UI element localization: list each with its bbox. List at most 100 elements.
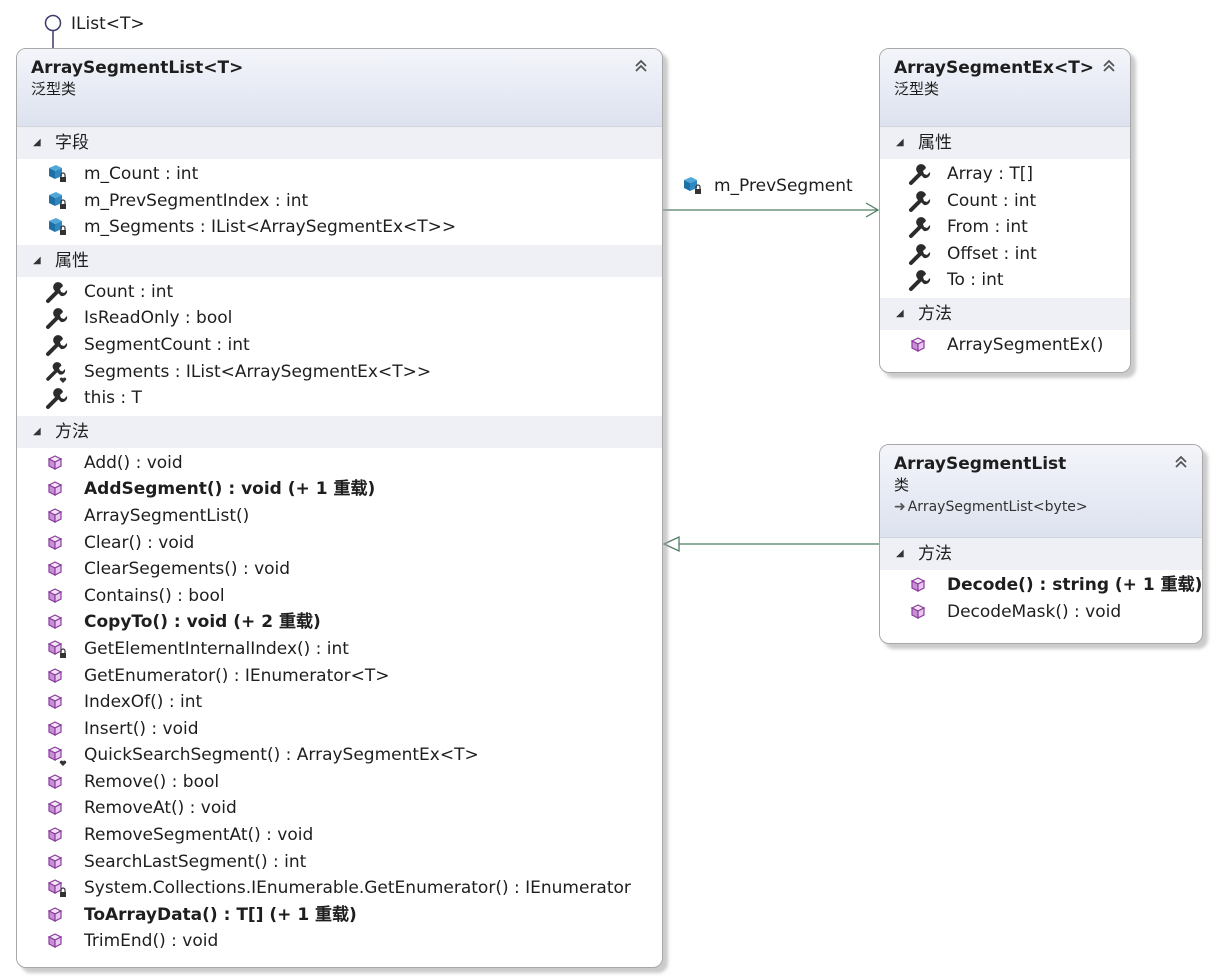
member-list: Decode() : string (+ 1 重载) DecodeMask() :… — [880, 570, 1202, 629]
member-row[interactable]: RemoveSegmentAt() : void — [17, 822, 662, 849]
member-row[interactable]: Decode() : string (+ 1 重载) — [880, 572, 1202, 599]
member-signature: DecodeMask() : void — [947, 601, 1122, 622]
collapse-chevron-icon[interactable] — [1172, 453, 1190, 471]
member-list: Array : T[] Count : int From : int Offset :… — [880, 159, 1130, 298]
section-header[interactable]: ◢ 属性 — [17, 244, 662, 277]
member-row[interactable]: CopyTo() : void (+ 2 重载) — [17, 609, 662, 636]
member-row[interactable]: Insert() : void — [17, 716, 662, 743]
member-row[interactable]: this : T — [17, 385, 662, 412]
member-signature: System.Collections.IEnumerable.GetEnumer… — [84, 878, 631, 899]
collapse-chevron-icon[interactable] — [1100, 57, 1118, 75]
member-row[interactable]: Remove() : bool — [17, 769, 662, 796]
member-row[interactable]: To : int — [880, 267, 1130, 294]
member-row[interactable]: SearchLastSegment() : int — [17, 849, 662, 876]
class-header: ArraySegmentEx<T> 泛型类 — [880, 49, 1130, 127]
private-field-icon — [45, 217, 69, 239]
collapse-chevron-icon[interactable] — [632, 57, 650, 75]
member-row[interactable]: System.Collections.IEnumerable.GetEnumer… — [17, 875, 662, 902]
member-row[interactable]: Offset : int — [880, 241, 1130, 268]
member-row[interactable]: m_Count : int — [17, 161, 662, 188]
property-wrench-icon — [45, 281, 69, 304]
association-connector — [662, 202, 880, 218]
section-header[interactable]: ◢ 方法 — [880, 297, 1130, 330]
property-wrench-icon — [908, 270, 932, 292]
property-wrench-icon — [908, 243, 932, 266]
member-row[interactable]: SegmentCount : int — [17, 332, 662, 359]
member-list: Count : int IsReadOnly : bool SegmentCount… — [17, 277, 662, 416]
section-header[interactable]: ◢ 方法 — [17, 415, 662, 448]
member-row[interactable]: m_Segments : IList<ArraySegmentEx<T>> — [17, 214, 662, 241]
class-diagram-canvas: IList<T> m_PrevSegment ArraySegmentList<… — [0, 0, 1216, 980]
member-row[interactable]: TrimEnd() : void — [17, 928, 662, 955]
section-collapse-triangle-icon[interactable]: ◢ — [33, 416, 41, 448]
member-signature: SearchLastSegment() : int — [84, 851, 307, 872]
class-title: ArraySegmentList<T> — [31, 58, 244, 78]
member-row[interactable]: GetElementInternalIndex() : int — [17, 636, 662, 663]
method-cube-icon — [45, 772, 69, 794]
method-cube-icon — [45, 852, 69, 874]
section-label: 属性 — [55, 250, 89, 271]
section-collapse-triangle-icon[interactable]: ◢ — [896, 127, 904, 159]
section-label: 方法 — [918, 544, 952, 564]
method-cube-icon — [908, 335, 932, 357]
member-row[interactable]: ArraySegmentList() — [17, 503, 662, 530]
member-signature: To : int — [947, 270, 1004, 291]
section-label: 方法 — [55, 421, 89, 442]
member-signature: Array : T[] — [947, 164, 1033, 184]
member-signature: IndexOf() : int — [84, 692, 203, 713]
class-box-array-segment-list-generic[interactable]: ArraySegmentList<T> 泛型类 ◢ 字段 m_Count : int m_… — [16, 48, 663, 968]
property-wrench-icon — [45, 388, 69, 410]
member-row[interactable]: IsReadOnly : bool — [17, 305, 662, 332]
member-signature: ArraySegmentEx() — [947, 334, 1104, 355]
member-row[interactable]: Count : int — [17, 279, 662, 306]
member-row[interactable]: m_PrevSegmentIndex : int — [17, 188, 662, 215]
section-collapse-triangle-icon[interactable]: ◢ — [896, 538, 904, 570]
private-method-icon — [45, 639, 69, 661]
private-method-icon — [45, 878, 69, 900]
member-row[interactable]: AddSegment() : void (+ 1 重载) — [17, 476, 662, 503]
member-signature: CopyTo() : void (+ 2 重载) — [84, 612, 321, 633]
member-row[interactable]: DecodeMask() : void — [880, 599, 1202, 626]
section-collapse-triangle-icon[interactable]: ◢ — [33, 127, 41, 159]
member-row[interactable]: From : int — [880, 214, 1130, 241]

^^^^^^^^^^^^^^^^

__The problem__: Reproduce every line of the entry above verbatim, omitting the picture.

__Exercise response__:
UI element localization: list each with its bbox. List at most 100 elements.
member-list: Decode() : string (+ 1 重载) DecodeMask() :… — [880, 570, 1202, 629]
member-row[interactable]: RemoveSegmentAt() : void — [17, 822, 662, 849]
member-row[interactable]: Decode() : string (+ 1 重载) — [880, 572, 1202, 599]
member-signature: DecodeMask() : void — [947, 601, 1122, 622]
collapse-chevron-icon[interactable] — [1172, 453, 1190, 471]
member-list: Array : T[] Count : int From : int Offset :… — [880, 159, 1130, 298]
section-header[interactable]: ◢ 属性 — [17, 244, 662, 277]
member-row[interactable]: CopyTo() : void (+ 2 重载) — [17, 609, 662, 636]
member-row[interactable]: Insert() : void — [17, 716, 662, 743]
member-row[interactable]: this : T — [17, 385, 662, 412]
member-signature: System.Collections.IEnumerable.GetEnumer… — [84, 878, 631, 899]
collapse-chevron-icon[interactable] — [1100, 57, 1118, 75]
member-row[interactable]: Remove() : bool — [17, 769, 662, 796]
member-row[interactable]: To : int — [880, 267, 1130, 294]
member-row[interactable]: SearchLastSegment() : int — [17, 849, 662, 876]
class-header: ArraySegmentEx<T> 泛型类 — [880, 49, 1130, 127]
private-field-icon — [45, 217, 69, 239]
collapse-chevron-icon[interactable] — [632, 57, 650, 75]
member-row[interactable]: System.Collections.IEnumerable.GetEnumer… — [17, 875, 662, 902]
member-row[interactable]: Offset : int — [880, 241, 1130, 268]
member-row[interactable]: m_Count : int — [17, 161, 662, 188]
property-wrench-icon — [45, 281, 69, 304]
association-connector — [662, 202, 880, 218]
section-header[interactable]: ◢ 方法 — [880, 297, 1130, 330]
property-wrench-icon — [908, 270, 932, 292]
property-wrench-icon — [908, 243, 932, 266]
member-row[interactable]: SegmentCount : int — [17, 332, 662, 359]
member-list: Count : int IsReadOnly : bool SegmentCount… — [17, 277, 662, 416]
section-header[interactable]: ◢ 方法 — [17, 415, 662, 448]
member-row[interactable]: m_Segments : IList<ArraySegmentEx<T>> — [17, 214, 662, 241]
class-diagram-canvas: IList<T> m_PrevSegment ArraySegmentList<… — [0, 0, 1216, 980]
member-row[interactable]: TrimEnd() : void — [17, 928, 662, 955]
section-collapse-triangle-icon[interactable]: ◢ — [33, 416, 41, 448]
member-signature: SearchLastSegment() : int — [84, 851, 307, 872]
class-title: ArraySegmentList<T> — [31, 58, 244, 78]
member-row[interactable]: GetElementInternalIndex() : int — [17, 636, 662, 663]
method-cube-icon — [45, 772, 69, 794]
method-cube-icon — [45, 852, 69, 874]
section-label: 属性 — [55, 250, 89, 271]
section-collapse-triangle-icon[interactable]: ◢ — [896, 127, 904, 159]
section-label: 方法 — [918, 544, 952, 564]
method-cube-icon — [908, 335, 932, 357]
member-row[interactable]: ArraySegmentList() — [17, 503, 662, 530]
member-signature: To : int — [947, 270, 1004, 291]
section-label: 方法 — [55, 421, 89, 442]
member-signature: Array : T[] — [947, 164, 1033, 184]
member-signature: IndexOf() : int — [84, 692, 203, 713]
class-box-array-segment-list-generic[interactable]: ArraySegmentList<T> 泛型类 ◢ 字段 m_Count : int m_… — [16, 48, 663, 968]
property-wrench-icon — [45, 388, 69, 410]
member-row[interactable]: IsReadOnly : bool — [17, 305, 662, 332]
member-signature: ArraySegmentEx() — [947, 334, 1104, 355]
member-row[interactable]: Count : int — [17, 279, 662, 306]
member-row[interactable]: m_PrevSegmentIndex : int — [17, 188, 662, 215]
section-collapse-triangle-icon[interactable]: ◢ — [896, 538, 904, 570]
private-method-icon — [45, 639, 69, 661]
private-method-icon — [45, 878, 69, 900]
member-row[interactable]: AddSegment() : void (+ 1 重载) — [17, 476, 662, 503]
member-signature: CopyTo() : void (+ 2 重载) — [84, 612, 321, 633]
member-row[interactable]: DecodeMask() : void — [880, 599, 1202, 626]
section-collapse-triangle-icon[interactable]: ◢ — [33, 127, 41, 159]
member-row[interactable]: From : int — [880, 214, 1130, 241]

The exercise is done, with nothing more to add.